Data listing
******************************
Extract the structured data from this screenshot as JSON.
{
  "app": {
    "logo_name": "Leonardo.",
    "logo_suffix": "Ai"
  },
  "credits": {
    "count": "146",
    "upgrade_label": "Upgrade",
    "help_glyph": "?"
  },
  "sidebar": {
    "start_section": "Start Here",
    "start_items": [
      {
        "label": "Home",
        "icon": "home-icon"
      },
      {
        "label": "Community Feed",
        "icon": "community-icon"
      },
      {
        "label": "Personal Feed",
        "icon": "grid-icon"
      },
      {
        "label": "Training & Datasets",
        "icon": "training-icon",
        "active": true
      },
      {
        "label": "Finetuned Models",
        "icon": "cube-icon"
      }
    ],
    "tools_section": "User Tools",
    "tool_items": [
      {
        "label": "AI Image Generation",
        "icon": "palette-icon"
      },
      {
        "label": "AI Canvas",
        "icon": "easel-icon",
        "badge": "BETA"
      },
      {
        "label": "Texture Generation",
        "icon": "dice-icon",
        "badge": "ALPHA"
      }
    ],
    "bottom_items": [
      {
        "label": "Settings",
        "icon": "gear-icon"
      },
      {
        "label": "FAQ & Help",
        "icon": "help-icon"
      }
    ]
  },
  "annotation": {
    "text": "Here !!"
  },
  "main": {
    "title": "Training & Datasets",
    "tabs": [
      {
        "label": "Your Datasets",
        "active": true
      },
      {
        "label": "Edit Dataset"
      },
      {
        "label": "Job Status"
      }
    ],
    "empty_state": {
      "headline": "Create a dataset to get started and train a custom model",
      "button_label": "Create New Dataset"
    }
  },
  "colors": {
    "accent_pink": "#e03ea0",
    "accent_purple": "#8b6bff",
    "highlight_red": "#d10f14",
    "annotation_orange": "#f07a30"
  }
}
******************************
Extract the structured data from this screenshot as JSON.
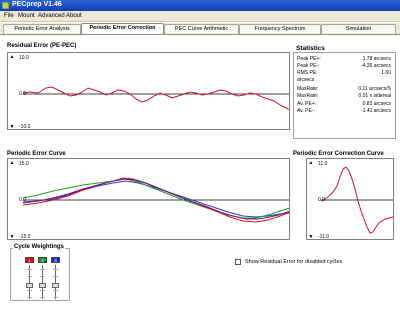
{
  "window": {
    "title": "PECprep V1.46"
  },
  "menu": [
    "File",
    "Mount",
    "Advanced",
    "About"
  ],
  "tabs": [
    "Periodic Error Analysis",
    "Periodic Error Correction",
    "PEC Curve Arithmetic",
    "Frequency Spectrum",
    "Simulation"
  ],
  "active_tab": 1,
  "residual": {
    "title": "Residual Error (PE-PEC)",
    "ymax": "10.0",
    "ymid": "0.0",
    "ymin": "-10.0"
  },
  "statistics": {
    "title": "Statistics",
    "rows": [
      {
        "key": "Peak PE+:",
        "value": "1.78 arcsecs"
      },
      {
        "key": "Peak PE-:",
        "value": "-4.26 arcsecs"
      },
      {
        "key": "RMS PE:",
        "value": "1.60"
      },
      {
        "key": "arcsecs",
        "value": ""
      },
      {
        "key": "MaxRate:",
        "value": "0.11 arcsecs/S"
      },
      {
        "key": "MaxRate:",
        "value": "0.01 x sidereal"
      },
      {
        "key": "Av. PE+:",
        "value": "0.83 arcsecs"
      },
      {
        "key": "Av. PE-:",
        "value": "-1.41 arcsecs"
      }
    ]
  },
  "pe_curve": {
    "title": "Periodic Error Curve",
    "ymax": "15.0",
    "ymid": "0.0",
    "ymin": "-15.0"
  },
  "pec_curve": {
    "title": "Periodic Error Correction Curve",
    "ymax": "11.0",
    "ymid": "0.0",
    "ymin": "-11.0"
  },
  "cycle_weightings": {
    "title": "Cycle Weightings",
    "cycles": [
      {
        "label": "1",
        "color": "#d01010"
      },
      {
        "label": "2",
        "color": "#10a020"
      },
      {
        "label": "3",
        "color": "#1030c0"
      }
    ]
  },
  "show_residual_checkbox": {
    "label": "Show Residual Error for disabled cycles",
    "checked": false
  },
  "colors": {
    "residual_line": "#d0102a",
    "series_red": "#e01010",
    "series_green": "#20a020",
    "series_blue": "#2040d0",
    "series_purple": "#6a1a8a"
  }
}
******************************
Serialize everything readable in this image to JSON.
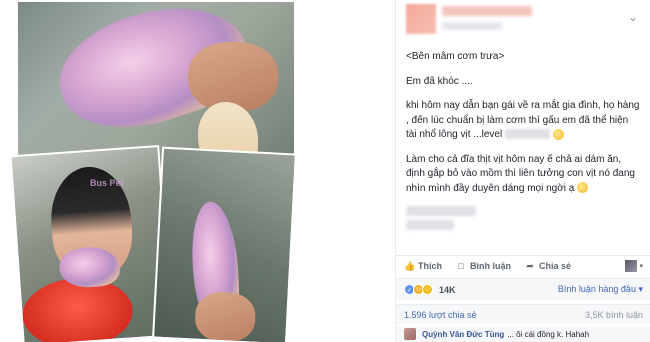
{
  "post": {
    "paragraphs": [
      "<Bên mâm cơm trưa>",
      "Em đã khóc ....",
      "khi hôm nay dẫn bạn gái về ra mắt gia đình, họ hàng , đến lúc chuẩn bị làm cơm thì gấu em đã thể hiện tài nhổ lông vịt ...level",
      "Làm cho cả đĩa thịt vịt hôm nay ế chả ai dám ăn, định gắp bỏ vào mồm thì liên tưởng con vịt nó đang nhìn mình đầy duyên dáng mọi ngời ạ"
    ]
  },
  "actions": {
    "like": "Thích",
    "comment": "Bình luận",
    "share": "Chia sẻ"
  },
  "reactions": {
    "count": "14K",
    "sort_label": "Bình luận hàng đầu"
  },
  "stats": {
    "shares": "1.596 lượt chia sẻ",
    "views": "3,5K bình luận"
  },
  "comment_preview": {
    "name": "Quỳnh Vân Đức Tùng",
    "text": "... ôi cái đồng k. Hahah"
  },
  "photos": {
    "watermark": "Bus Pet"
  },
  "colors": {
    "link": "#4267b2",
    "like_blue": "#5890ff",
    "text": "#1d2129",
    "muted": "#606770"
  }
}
******************************
Look through the listing above. Pick out each line with "title" and copy it.

_Output of the task_:
    "title": "Training & Datasets",
    "title": "PECprep V1.46"
    "title": "Residual Error (PE-PEC)",
    "title": "Statistics",
    "title": "Periodic Error Curve",
    "title": "Periodic Error Correction Curve",
    "title": "Cycle Weightings",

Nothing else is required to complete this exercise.